Task details: Write out the listing below exactly, and omit any images you find in it.

Rows:
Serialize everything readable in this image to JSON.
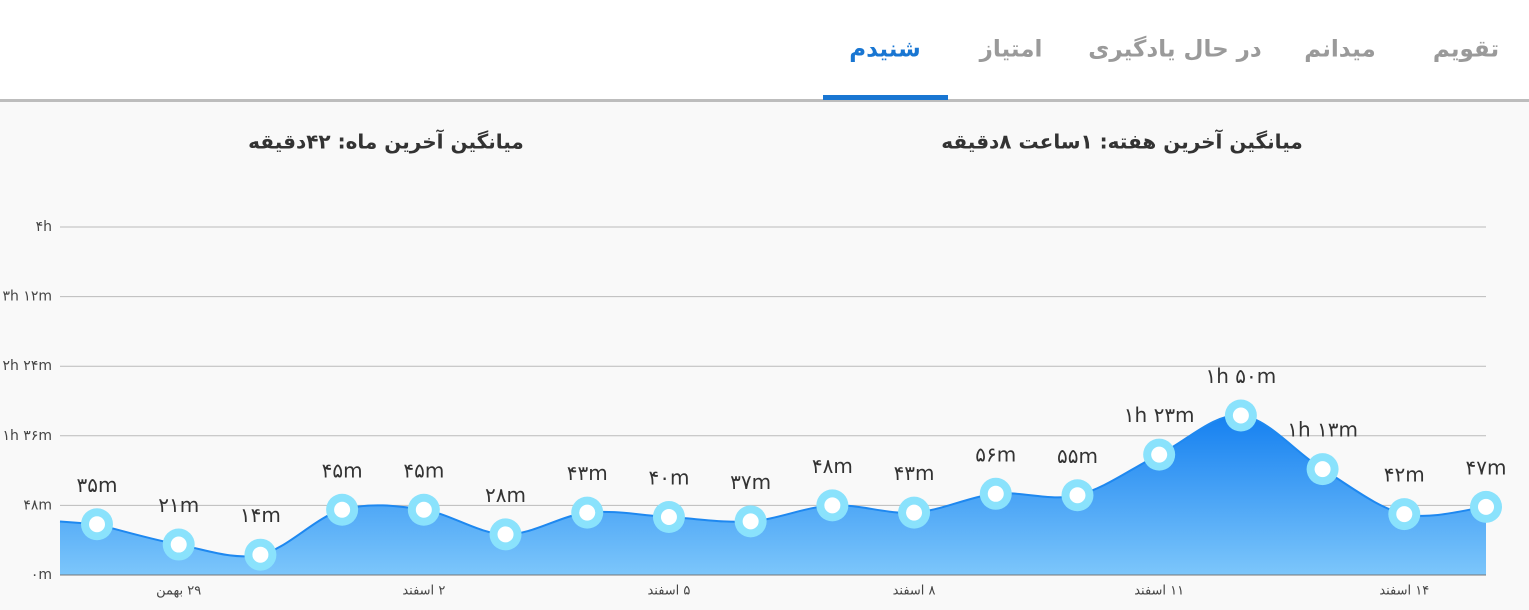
{
  "tabs": [
    "تقویم",
    "میدانم",
    "در حال یادگیری",
    "امتیاز",
    "شنیدم"
  ],
  "active_tab": 4,
  "stats": {
    "week": "میانگین آخرین هفته: ۱ساعت ۸دقیقه",
    "month": "میانگین آخرین ماه: ۴۲دقیقه"
  },
  "chart_data": {
    "type": "area",
    "categories": [
      null,
      "۲۹ بهمن",
      null,
      null,
      "۲ اسفند",
      null,
      null,
      "۵ اسفند",
      null,
      null,
      "۸ اسفند",
      null,
      null,
      "۱۱ اسفند",
      null,
      null,
      "۱۴ اسفند",
      null
    ],
    "series": [
      {
        "color": "#1e88f0",
        "values": [
          35,
          21,
          14,
          45,
          45,
          28,
          43,
          40,
          37,
          48,
          43,
          56,
          55,
          83,
          110,
          73,
          42,
          47
        ],
        "value_labels": [
          "۳۵m",
          "۲۱m",
          "۱۴m",
          "۴۵m",
          "۴۵m",
          "۲۸m",
          "۴۳m",
          "۴۰m",
          "۳۷m",
          "۴۸m",
          "۴۳m",
          "۵۶m",
          "۵۵m",
          "۱h ۲۳m",
          "۱h ۵۰m",
          "۱h ۱۳m",
          "۴۲m",
          "۴۷m"
        ]
      }
    ],
    "ylim": [
      0,
      240
    ],
    "yticks": [
      {
        "value": 0,
        "label": "۰m"
      },
      {
        "value": 48,
        "label": "۴۸m"
      },
      {
        "value": 96,
        "label": "۱h ۳۶m"
      },
      {
        "value": 144,
        "label": "۲h ۲۴m"
      },
      {
        "value": 192,
        "label": "۳h ۱۲m"
      },
      {
        "value": 240,
        "label": "۴h"
      }
    ],
    "grid": true
  }
}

Solution to this exercise:
Serialize everything readable in this image to JSON.
{
  "tabs": [
    "تقویم",
    "میدانم",
    "در حال یادگیری",
    "امتیاز",
    "شنیدم"
  ],
  "active_tab": 4,
  "stats": {
    "week": "میانگین آخرین هفته: ۱ساعت ۸دقیقه",
    "month": "میانگین آخرین ماه: ۴۲دقیقه"
  },
  "chart_data": {
    "type": "area",
    "categories": [
      null,
      "۲۹ بهمن",
      null,
      null,
      "۲ اسفند",
      null,
      null,
      "۵ اسفند",
      null,
      null,
      "۸ اسفند",
      null,
      null,
      "۱۱ اسفند",
      null,
      null,
      "۱۴ اسفند",
      null
    ],
    "series": [
      {
        "color": "#1e88f0",
        "values": [
          35,
          21,
          14,
          45,
          45,
          28,
          43,
          40,
          37,
          48,
          43,
          56,
          55,
          83,
          110,
          73,
          42,
          47
        ],
        "value_labels": [
          "۳۵m",
          "۲۱m",
          "۱۴m",
          "۴۵m",
          "۴۵m",
          "۲۸m",
          "۴۳m",
          "۴۰m",
          "۳۷m",
          "۴۸m",
          "۴۳m",
          "۵۶m",
          "۵۵m",
          "۱h ۲۳m",
          "۱h ۵۰m",
          "۱h ۱۳m",
          "۴۲m",
          "۴۷m"
        ]
      }
    ],
    "ylim": [
      0,
      240
    ],
    "yticks": [
      {
        "value": 0,
        "label": "۰m"
      },
      {
        "value": 48,
        "label": "۴۸m"
      },
      {
        "value": 96,
        "label": "۱h ۳۶m"
      },
      {
        "value": 144,
        "label": "۲h ۲۴m"
      },
      {
        "value": 192,
        "label": "۳h ۱۲m"
      },
      {
        "value": 240,
        "label": "۴h"
      }
    ],
    "grid": true
  }
}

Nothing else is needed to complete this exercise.